Select every line below containing the word "Acre".

Start DATA ENTRIES

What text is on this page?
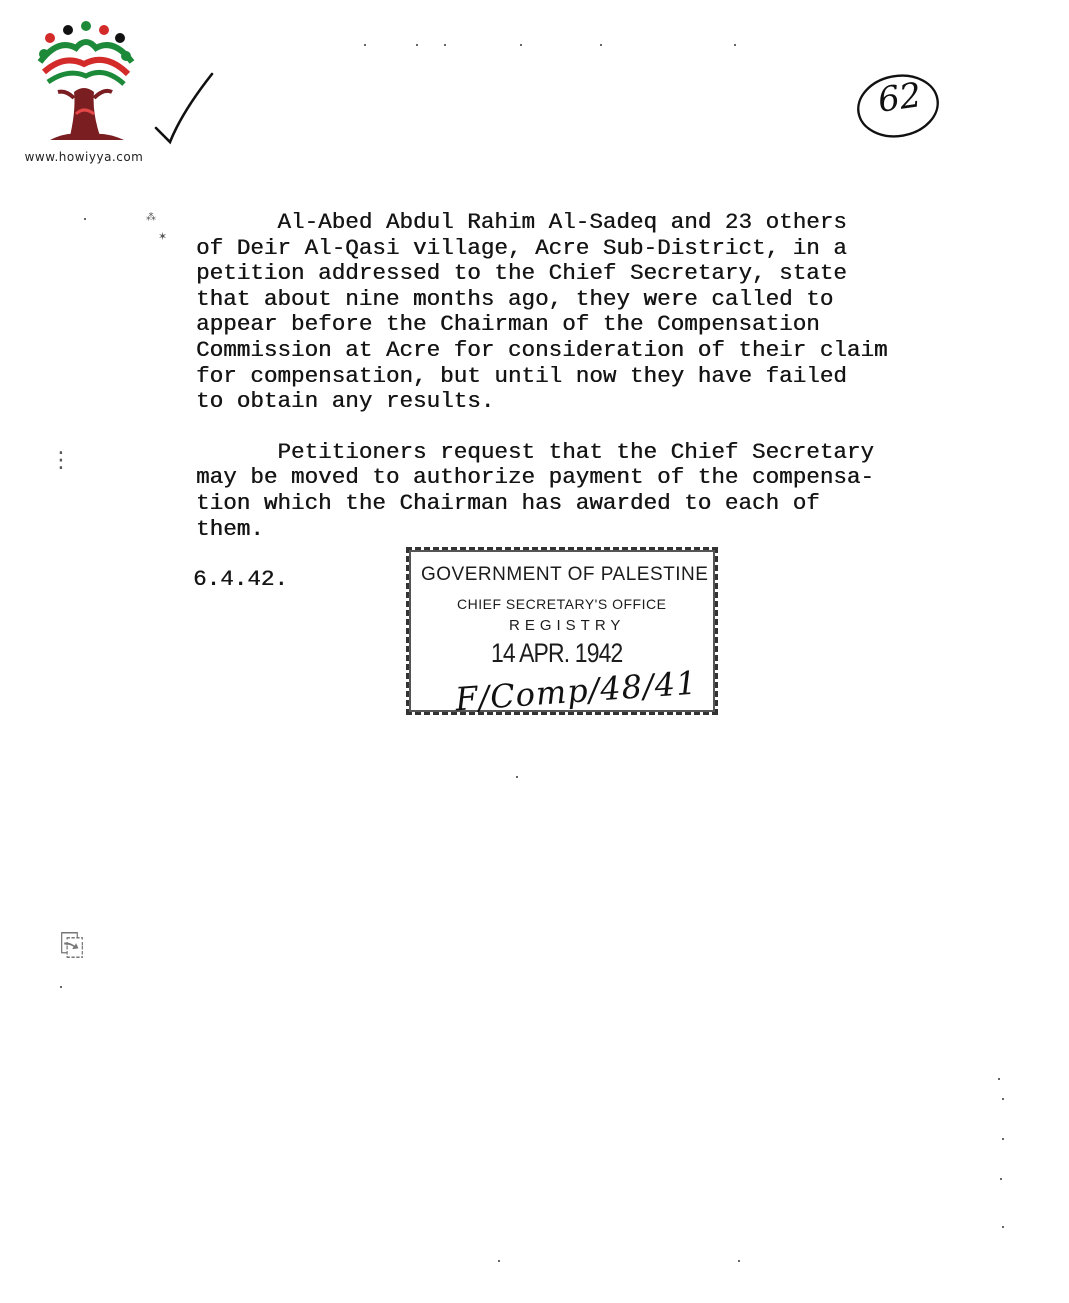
www.howiyya.com
62
Al-Abed Abdul Rahim Al-Sadeq and 23 others
of Deir Al-Qasi village, Acre Sub-District, in a
petition addressed to the Chief Secretary, state
that about nine months ago, they were called to
appear before the Chairman of the Compensation
Commission at Acre for consideration of their claim
for compensation, but until now they have failed
to obtain any results.
Petitioners request that the Chief Secretary
may be moved to authorize payment of the compensa-
tion which the Chairman has awarded to each of
them.
6.4.42.	GOVERNMENT OF PALESTINE
CHIEF SECRETARY'S OFFICE
REGISTRY
14 APR. 1942
F/Comp/48/41
⁂
✶
⋮
⎘
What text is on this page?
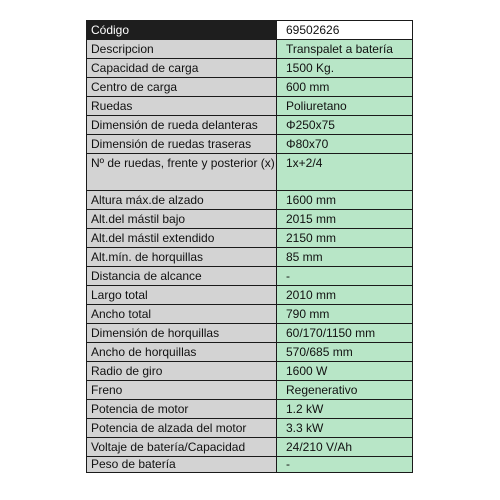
Código	69502626
Descripcion	Transpalet a batería
Capacidad de carga	1500 Kg.
Centro de carga	600 mm
Ruedas	Poliuretano
Dimensión de rueda delanteras	Φ250x75
Dimensión de ruedas traseras	Φ80x70
Nº de ruedas, frente y posterior (x)	1x+2/4
Altura máx.de alzado	1600 mm
Alt.del mástil bajo	2015 mm
Alt.del mástil extendido	2150 mm
Alt.mín. de horquillas	85 mm
Distancia de alcance	-
Largo total	2010 mm
Ancho total	790 mm
Dimensión de horquillas	60/170/1150 mm
Ancho de horquillas	570/685 mm
Radio de giro	1600 W
Freno	Regenerativo
Potencia de motor	1.2 kW
Potencia de alzada del motor	3.3 kW
Voltaje de batería/Capacidad	24/210 V/Ah
Peso de batería	-
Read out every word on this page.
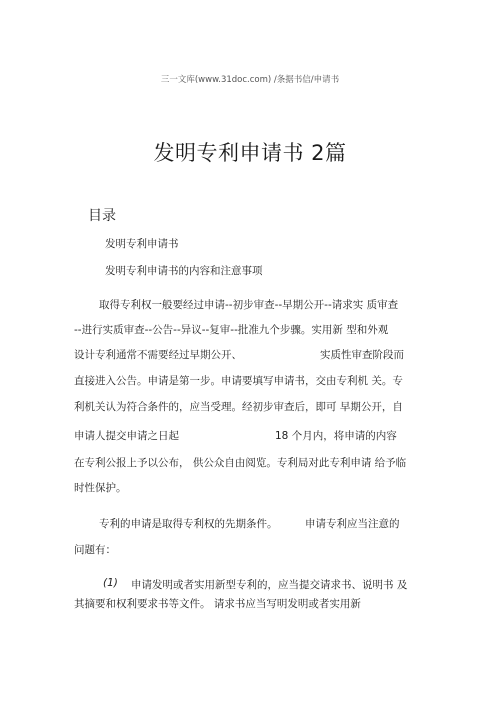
三一文库(www.31doc.com) /条据书信/申请书
发明专利申请书 2篇
目录
发明专利申请书
发明专利申请书的内容和注意事项
取得专利权一般要经过申请--初步审查--早期公开--请求实 质审查
--进行实质审查--公告--异议--复审--批准九个步骤。实用新 型和外观
设计专利通常不需要经过早期公开、	实质性审查阶段而
直接进入公告。申请是第一步。申请要填写申请书，交由专利机 关。专
利机关认为符合条件的，应当受理。经初步审查后，即可 早期公开，自
申请人提交申请之日起	18 个月内，将申请的内容
在专利公报上予以公布， 供公众自由阅览。专利局对此专利申请 给予临
时性保护。
专利的申请是取得专利权的先期条件。	申请专利应当注意的
问题有：
(1) 申请发明或者实用新型专利的，应当提交请求书、说明书 及
其摘要和权利要求书等文件。 请求书应当写明发明或者实用新
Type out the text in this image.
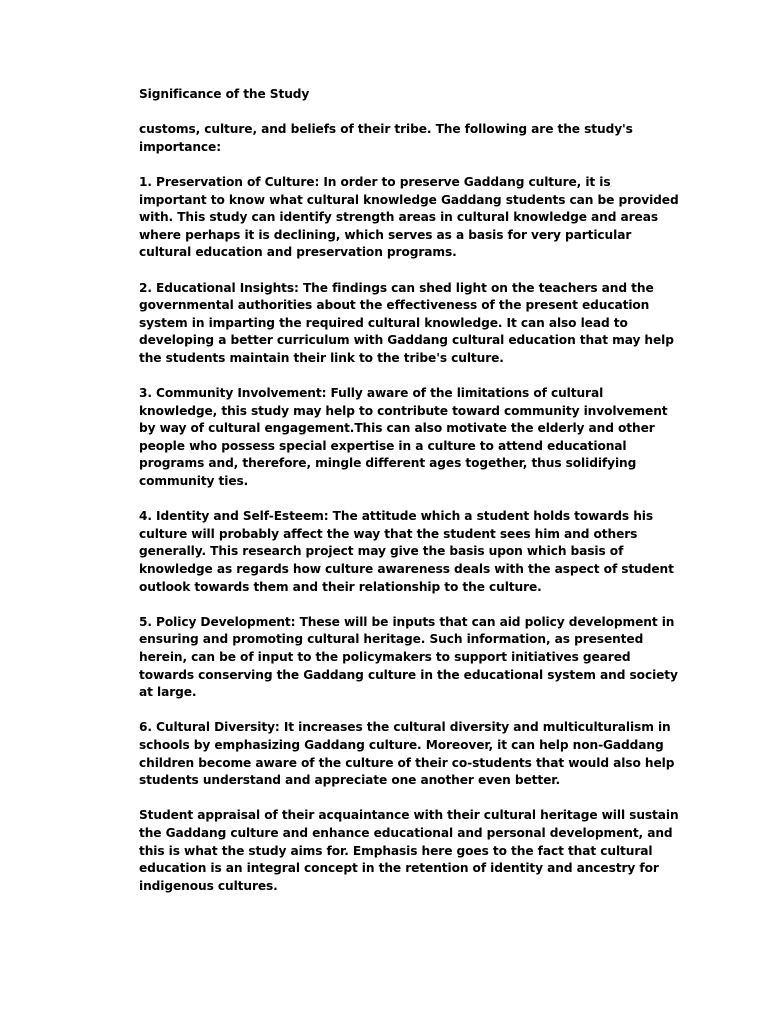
Significance of the Study

customs, culture, and beliefs of their tribe. The following are the study's importance:

1. Preservation of Culture: In order to preserve Gaddang culture, it is important to know what cultural knowledge Gaddang students can be provided with. This study can identify strength areas in cultural knowledge and areas where perhaps it is declining, which serves as a basis for very particular cultural education and preservation programs.

2. Educational Insights: The findings can shed light on the teachers and the governmental authorities about the effectiveness of the present education system in imparting the required cultural knowledge. It can also lead to developing a better curriculum with Gaddang cultural education that may help the students maintain their link to the tribe's culture.

3. Community Involvement: Fully aware of the limitations of cultural knowledge, this study may help to contribute toward community involvement by way of cultural engagement.This can also motivate the elderly and other people who possess special expertise in a culture to attend educational programs and, therefore, mingle different ages together, thus solidifying community ties.

4. Identity and Self-Esteem: The attitude which a student holds towards his culture will probably affect the way that the student sees him and others generally. This research project may give the basis upon which basis of knowledge as regards how culture awareness deals with the aspect of student outlook towards them and their relationship to the culture.

5. Policy Development: These will be inputs that can aid policy development in ensuring and promoting cultural heritage. Such information, as presented herein, can be of input to the policymakers to support initiatives geared towards conserving the Gaddang culture in the educational system and society at large.

6. Cultural Diversity: It increases the cultural diversity and multiculturalism in schools by emphasizing Gaddang culture. Moreover, it can help non-Gaddang children become aware of the culture of their co-students that would also help students understand and appreciate one another even better.

Student appraisal of their acquaintance with their cultural heritage will sustain the Gaddang culture and enhance educational and personal development, and this is what the study aims for. Emphasis here goes to the fact that cultural education is an integral concept in the retention of identity and ancestry for indigenous cultures.
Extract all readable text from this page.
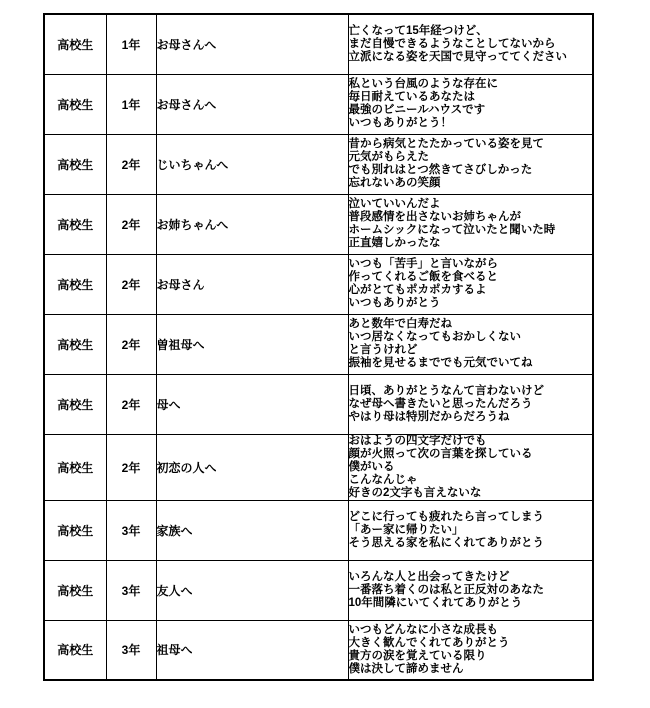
高校生	1年	お母さんへ	亡くなって15年経つけど、
まだ自慢できるようなことしてないから
立派になる姿を天国で見守っててください

高校生	1年	お母さんへ	私という台風のような存在に
毎日耐えているあなたは
最強のビニールハウスです
いつもありがとう！

高校生	2年	じいちゃんへ	昔から病気とたたかっている姿を見て
元気がもらえた
でも別れはとつ然きてさびしかった
忘れないあの笑顔

高校生	2年	お姉ちゃんへ	泣いていいんだよ
普段感情を出さないお姉ちゃんが
ホームシックになって泣いたと聞いた時
正直嬉しかったな

高校生	2年	お母さん	いつも「苦手」と言いながら
作ってくれるご飯を食べると
心がとてもポカポカするよ
いつもありがとう

高校生	2年	曽祖母へ	あと数年で白寿だね
いつ居なくなってもおかしくない
と言うけれど
振袖を見せるまででも元気でいてね

高校生	2年	母へ	日頃、ありがとうなんて言わないけど
なぜ母へ書きたいと思ったんだろう
やはり母は特別だからだろうね

高校生	2年	初恋の人へ	おはようの四文字だけでも
顔が火照って次の言葉を探している
僕がいる
こんなんじゃ
好きの2文字も言えないな

高校生	3年	家族へ	どこに行っても疲れたら言ってしまう
「あー家に帰りたい」
そう思える家を私にくれてありがとう

高校生	3年	友人へ	いろんな人と出会ってきたけど
一番落ち着くのは私と正反対のあなた
10年間隣にいてくれてありがとう

高校生	3年	祖母へ	いつもどんなに小さな成長も
大きく歓んでくれてありがとう
貴方の涙を覚えている限り
僕は決して諦めません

End DATA ENTRIES

§ **FINAL RESULT**:
of Deir Al-Qasi village, Acre Sub-District, in a
Commission at Acre for consideration of their claim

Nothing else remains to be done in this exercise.